[Stored data entries]

>> begin

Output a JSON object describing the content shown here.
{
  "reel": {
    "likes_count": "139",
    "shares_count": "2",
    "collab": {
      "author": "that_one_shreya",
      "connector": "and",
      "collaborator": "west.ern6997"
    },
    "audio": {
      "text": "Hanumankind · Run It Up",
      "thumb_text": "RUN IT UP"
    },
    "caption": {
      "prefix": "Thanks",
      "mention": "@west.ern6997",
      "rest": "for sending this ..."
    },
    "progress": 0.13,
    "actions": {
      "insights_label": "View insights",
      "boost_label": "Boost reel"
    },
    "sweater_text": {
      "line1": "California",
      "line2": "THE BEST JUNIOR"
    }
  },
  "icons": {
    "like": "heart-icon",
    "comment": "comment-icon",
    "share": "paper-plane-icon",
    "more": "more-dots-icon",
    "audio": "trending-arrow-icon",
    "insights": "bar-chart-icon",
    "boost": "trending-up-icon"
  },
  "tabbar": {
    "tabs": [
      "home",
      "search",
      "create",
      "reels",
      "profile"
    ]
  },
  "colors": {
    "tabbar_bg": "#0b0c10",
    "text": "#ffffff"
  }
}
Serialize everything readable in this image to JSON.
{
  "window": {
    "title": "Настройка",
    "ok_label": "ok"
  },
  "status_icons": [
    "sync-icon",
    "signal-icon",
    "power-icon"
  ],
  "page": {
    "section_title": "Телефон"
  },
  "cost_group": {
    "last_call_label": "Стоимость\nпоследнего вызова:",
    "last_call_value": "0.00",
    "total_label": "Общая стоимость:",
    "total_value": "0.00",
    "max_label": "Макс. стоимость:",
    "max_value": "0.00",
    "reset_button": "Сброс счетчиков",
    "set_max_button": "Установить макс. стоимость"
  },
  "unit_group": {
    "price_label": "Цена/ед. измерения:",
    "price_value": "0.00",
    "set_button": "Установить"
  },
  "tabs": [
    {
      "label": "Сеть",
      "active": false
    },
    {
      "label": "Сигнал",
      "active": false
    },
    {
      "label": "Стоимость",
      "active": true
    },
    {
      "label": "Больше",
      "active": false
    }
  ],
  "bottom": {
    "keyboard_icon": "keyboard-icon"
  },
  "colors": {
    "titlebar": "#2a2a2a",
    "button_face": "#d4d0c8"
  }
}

>> end

TASK TO CARRY OUT: Each line of the material should be echoed exactly.

OUTPUT FOR THIS EXERCISE:
Output a JSON object describing the content shown here.
{
  "reel": {
    "likes_count": "139",
    "shares_count": "2",
    "collab": {
      "author": "that_one_shreya",
      "connector": "and",
      "collaborator": "west.ern6997"
    },
    "audio": {
      "text": "Hanumankind · Run It Up",
      "thumb_text": "RUN IT UP"
    },
    "caption": {
      "prefix": "Thanks",
      "mention": "@west.ern6997",
      "rest": "for sending this ..."
    },
    "progress": 0.13,
    "actions": {
      "insights_label": "View insights",
      "boost_label": "Boost reel"
    },
    "sweater_text": {
      "line1": "California",
      "line2": "THE BEST JUNIOR"
    }
  },
  "icons": {
    "like": "heart-icon",
    "comment": "comment-icon",
    "share": "paper-plane-icon",
    "more": "more-dots-icon",
    "audio": "trending-arrow-icon",
    "insights": "bar-chart-icon",
    "boost": "trending-up-icon"
  },
  "tabbar": {
    "tabs": [
      "home",
      "search",
      "create",
      "reels",
      "profile"
    ]
  },
  "colors": {
    "tabbar_bg": "#0b0c10",
    "text": "#ffffff"
  }
}
Serialize everything readable in this image to JSON.
{
  "window": {
    "title": "Настройка",
    "ok_label": "ok"
  },
  "status_icons": [
    "sync-icon",
    "signal-icon",
    "power-icon"
  ],
  "page": {
    "section_title": "Телефон"
  },
  "cost_group": {
    "last_call_label": "Стоимость\nпоследнего вызова:",
    "last_call_value": "0.00",
    "total_label": "Общая стоимость:",
    "total_value": "0.00",
    "max_label": "Макс. стоимость:",
    "max_value": "0.00",
    "reset_button": "Сброс счетчиков",
    "set_max_button": "Установить макс. стоимость"
  },
  "unit_group": {
    "price_label": "Цена/ед. измерения:",
    "price_value": "0.00",
    "set_button": "Установить"
  },
  "tabs": [
    {
      "label": "Сеть",
      "active": false
    },
    {
      "label": "Сигнал",
      "active": false
    },
    {
      "label": "Стоимость",
      "active": true
    },
    {
      "label": "Больше",
      "active": false
    }
  ],
  "bottom": {
    "keyboard_icon": "keyboard-icon"
  },
  "colors": {
    "titlebar": "#2a2a2a",
    "button_face": "#d4d0c8"
  }
}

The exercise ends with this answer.